▶ _Study text_

Of course, if you do a good job of staying quiet, then you get complaints in the morning, "Nobody came in my room all night!!":rolleyes:

Thank you....your damned if you do and your damned if you don't.

I would rather stick to what I know is effective for me and what actually gets things done at work.

Just say everyone knows - I work noc shift.

I do not blast Kia or Metallica on the speakers nor do i yell (once in a blue moon to disruptive patients/visitors)

In fact I am actually a quiet person

Most of our noise related problems come from the equipment, the technology and the patients and not the staff.

we have 3 and 4 bed rooms - with that many occupants, surely they will not be happy with the noise level and will respond in there post discharge survey

Thank you....your damned if you do and your damned if you don't.

I would rather stick to what I know is effective for me and what actually gets things done at work.

Just say everyone knows - I work noc shift.

I do not blast Kia or Metallica on the speakers nor do i yell (once in a blue moon to disruptive patients/visitors)

In fact I am actually a quiet person

Most of our noise related problems come from the equipment, the technology and the patients and not the staff.

we have 3 and 4 bed rooms - with that many occupants, surely they will not be happy with the noise level and will respond in there post discharge survey

Wow- that is a set up for complaints.... how does mgmt figure you're supposed to keep HIPAA standards? :)

Wow- that is a set up for complaints.... how does mgmt figure you're supposed to keep HIPAA standards? :)

Because in semiprivate rooms it's considered to be incidental or some other BS that lets management make twice the money on the room. It absolutely violates the spirit of the rule, but doesn't violate the wording of the rule.

▶ _Exercises to complete_
1. Answer these questions about the forum posts:
(a) What shift does the poster who calls themselves a quiet person work?
(b) Where does that poster say most of their noise-related problems come from?
(c) In semiprivate rooms, what is the situation considered to be?
2. Can you change "semiprivate" to "shared" in the forum posts between "Because in semiprivate" and "of the rule.", inclusive, and give that part again?

▶ _Given data_
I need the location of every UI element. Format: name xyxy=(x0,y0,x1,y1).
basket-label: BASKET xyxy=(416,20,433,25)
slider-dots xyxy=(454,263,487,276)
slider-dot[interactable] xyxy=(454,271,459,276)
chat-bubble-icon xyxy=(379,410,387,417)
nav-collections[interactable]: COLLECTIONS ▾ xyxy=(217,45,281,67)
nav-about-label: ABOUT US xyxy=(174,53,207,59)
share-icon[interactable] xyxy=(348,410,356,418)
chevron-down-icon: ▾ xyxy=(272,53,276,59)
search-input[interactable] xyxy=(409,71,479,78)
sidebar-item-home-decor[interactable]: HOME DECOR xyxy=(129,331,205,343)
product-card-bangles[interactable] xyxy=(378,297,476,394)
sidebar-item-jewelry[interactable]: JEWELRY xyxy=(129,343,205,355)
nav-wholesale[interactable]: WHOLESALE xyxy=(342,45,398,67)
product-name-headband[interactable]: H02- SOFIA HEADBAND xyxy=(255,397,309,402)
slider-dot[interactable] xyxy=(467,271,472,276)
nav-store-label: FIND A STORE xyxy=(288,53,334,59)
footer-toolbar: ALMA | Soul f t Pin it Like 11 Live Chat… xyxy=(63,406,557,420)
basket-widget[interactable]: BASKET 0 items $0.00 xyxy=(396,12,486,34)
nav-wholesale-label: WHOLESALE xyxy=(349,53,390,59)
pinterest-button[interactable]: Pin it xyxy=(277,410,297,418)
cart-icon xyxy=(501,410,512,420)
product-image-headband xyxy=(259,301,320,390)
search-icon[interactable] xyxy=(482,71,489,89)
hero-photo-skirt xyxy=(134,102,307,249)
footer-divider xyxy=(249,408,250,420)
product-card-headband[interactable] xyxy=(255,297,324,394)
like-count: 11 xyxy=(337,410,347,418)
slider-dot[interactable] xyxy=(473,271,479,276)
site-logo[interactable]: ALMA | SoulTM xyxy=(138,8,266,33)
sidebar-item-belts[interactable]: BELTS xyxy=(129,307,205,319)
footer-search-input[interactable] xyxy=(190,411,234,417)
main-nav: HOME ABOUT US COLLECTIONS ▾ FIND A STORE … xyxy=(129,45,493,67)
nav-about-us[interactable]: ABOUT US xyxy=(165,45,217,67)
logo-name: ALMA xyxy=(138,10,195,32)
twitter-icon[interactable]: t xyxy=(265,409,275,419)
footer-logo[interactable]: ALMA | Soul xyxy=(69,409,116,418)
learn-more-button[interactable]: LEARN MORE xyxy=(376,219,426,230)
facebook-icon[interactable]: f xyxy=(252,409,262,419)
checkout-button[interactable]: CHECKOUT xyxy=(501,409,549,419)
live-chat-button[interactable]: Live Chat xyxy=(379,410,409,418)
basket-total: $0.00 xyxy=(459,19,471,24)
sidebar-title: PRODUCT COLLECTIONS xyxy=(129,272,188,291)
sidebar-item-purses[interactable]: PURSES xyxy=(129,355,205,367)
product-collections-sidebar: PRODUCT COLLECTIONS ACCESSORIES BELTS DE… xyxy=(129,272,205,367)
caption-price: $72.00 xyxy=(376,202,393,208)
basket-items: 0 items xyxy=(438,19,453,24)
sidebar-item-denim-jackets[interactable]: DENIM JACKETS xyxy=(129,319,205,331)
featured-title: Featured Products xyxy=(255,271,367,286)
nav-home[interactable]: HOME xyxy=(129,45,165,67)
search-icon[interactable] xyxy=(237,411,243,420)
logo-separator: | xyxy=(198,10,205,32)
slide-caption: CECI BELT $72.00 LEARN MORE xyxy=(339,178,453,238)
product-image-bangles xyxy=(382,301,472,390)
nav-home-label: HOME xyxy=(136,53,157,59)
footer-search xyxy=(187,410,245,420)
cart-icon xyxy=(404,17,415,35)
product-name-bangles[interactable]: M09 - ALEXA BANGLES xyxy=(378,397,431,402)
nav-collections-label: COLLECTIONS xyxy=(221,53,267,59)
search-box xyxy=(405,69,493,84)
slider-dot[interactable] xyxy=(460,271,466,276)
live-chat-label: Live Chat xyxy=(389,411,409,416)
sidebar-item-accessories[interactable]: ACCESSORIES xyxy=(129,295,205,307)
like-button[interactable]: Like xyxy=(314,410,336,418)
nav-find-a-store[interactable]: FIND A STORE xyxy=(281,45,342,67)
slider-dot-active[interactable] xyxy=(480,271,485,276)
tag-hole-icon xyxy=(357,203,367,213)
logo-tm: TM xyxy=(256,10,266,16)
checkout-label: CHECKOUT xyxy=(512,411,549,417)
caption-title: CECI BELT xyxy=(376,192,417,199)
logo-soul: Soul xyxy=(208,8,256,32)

▶ _Responses in order_
1.
(a) Noc shift.
(b) The equipment, the technology and the patients, not the staff.
(c) Incidental.

2.
Because in shared rooms it's considered to be incidental or some other BS that lets management make twice the money on the room. It absolutely violates the spirit of the rule, but doesn't violate the wording of the rule.